**** TASK INPUT ****

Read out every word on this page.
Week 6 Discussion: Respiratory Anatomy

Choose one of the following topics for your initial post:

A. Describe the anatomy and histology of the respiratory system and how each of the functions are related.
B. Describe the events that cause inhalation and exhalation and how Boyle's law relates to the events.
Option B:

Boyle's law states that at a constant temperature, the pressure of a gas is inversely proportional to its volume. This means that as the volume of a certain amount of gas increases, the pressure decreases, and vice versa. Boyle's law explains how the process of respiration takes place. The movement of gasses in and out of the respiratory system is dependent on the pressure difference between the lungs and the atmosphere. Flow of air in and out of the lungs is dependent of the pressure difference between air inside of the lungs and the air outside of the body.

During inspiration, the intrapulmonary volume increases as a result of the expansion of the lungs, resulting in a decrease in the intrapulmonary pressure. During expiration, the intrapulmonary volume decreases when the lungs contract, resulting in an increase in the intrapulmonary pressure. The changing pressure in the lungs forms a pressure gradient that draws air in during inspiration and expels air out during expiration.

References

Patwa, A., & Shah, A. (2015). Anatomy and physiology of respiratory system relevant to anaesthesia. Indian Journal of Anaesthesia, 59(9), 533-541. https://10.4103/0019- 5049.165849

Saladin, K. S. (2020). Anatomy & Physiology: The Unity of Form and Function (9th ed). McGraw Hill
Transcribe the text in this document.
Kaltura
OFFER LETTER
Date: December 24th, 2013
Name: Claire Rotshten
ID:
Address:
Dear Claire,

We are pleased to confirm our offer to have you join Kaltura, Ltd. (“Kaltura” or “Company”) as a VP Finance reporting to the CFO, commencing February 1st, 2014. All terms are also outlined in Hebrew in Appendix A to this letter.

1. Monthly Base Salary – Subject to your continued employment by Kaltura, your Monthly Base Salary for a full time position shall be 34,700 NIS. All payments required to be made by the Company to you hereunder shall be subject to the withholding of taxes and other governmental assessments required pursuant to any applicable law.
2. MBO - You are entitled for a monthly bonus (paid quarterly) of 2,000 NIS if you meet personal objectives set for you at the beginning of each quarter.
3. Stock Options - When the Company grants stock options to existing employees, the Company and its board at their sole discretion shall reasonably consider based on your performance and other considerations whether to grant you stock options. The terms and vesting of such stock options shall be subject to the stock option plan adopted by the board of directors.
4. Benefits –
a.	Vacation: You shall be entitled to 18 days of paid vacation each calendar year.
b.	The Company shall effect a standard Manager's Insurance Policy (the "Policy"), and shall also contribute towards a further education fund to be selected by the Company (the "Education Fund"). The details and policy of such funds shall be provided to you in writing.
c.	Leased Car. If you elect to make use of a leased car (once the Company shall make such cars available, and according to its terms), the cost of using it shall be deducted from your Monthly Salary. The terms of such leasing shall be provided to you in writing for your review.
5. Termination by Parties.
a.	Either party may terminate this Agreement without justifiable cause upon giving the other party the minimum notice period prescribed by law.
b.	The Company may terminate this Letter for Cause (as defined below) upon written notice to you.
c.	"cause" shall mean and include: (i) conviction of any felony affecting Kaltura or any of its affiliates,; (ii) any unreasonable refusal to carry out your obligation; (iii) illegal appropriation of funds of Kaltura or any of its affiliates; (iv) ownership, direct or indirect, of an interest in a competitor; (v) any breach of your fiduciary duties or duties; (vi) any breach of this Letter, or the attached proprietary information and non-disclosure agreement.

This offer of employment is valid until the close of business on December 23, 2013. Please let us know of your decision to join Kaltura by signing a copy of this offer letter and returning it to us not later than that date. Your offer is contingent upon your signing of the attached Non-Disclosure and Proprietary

****

(WRITTEN REQUEST): All of the material above needs to be retyped word for word.

(WRITTEN RESPONSE):
Read out every word on this page.
Week 6 Discussion: Respiratory Anatomy

Choose one of the following topics for your initial post:

A. Describe the anatomy and histology of the respiratory system and how each of the functions are related.
B. Describe the events that cause inhalation and exhalation and how Boyle's law relates to the events.
Option B:

Boyle's law states that at a constant temperature, the pressure of a gas is inversely proportional to its volume. This means that as the volume of a certain amount of gas increases, the pressure decreases, and vice versa. Boyle's law explains how the process of respiration takes place. The movement of gasses in and out of the respiratory system is dependent on the pressure difference between the lungs and the atmosphere. Flow of air in and out of the lungs is dependent of the pressure difference between air inside of the lungs and the air outside of the body.

During inspiration, the intrapulmonary volume increases as a result of the expansion of the lungs, resulting in a decrease in the intrapulmonary pressure. During expiration, the intrapulmonary volume decreases when the lungs contract, resulting in an increase in the intrapulmonary pressure. The changing pressure in the lungs forms a pressure gradient that draws air in during inspiration and expels air out during expiration.

References

Patwa, A., & Shah, A. (2015). Anatomy and physiology of respiratory system relevant to anaesthesia. Indian Journal of Anaesthesia, 59(9), 533-541. https://10.4103/0019- 5049.165849

Saladin, K. S. (2020). Anatomy & Physiology: The Unity of Form and Function (9th ed). McGraw Hill
Transcribe the text in this document.
Kaltura
OFFER LETTER
Date: December 24th, 2013
Name: Claire Rotshten
ID:
Address:
Dear Claire,

We are pleased to confirm our offer to have you join Kaltura, Ltd. (“Kaltura” or “Company”) as a VP Finance reporting to the CFO, commencing February 1st, 2014. All terms are also outlined in Hebrew in Appendix A to this letter.

1. Monthly Base Salary – Subject to your continued employment by Kaltura, your Monthly Base Salary for a full time position shall be 34,700 NIS. All payments required to be made by the Company to you hereunder shall be subject to the withholding of taxes and other governmental assessments required pursuant to any applicable law.
2. MBO - You are entitled for a monthly bonus (paid quarterly) of 2,000 NIS if you meet personal objectives set for you at the beginning of each quarter.
3. Stock Options - When the Company grants stock options to existing employees, the Company and its board at their sole discretion shall reasonably consider based on your performance and other considerations whether to grant you stock options. The terms and vesting of such stock options shall be subject to the stock option plan adopted by the board of directors.
4. Benefits –
a.	Vacation: You shall be entitled to 18 days of paid vacation each calendar year.
b.	The Company shall effect a standard Manager's Insurance Policy (the "Policy"), and shall also contribute towards a further education fund to be selected by the Company (the "Education Fund"). The details and policy of such funds shall be provided to you in writing.
c.	Leased Car. If you elect to make use of a leased car (once the Company shall make such cars available, and according to its terms), the cost of using it shall be deducted from your Monthly Salary. The terms of such leasing shall be provided to you in writing for your review.
5. Termination by Parties.
a.	Either party may terminate this Agreement without justifiable cause upon giving the other party the minimum notice period prescribed by law.
b.	The Company may terminate this Letter for Cause (as defined below) upon written notice to you.
c.	"cause" shall mean and include: (i) conviction of any felony affecting Kaltura or any of its affiliates,; (ii) any unreasonable refusal to carry out your obligation; (iii) illegal appropriation of funds of Kaltura or any of its affiliates; (iv) ownership, direct or indirect, of an interest in a competitor; (v) any breach of your fiduciary duties or duties; (vi) any breach of this Letter, or the attached proprietary information and non-disclosure agreement.

This offer of employment is valid until the close of business on December 23, 2013. Please let us know of your decision to join Kaltura by signing a copy of this offer letter and returning it to us not later than that date. Your offer is contingent upon your signing of the attached Non-Disclosure and Proprietary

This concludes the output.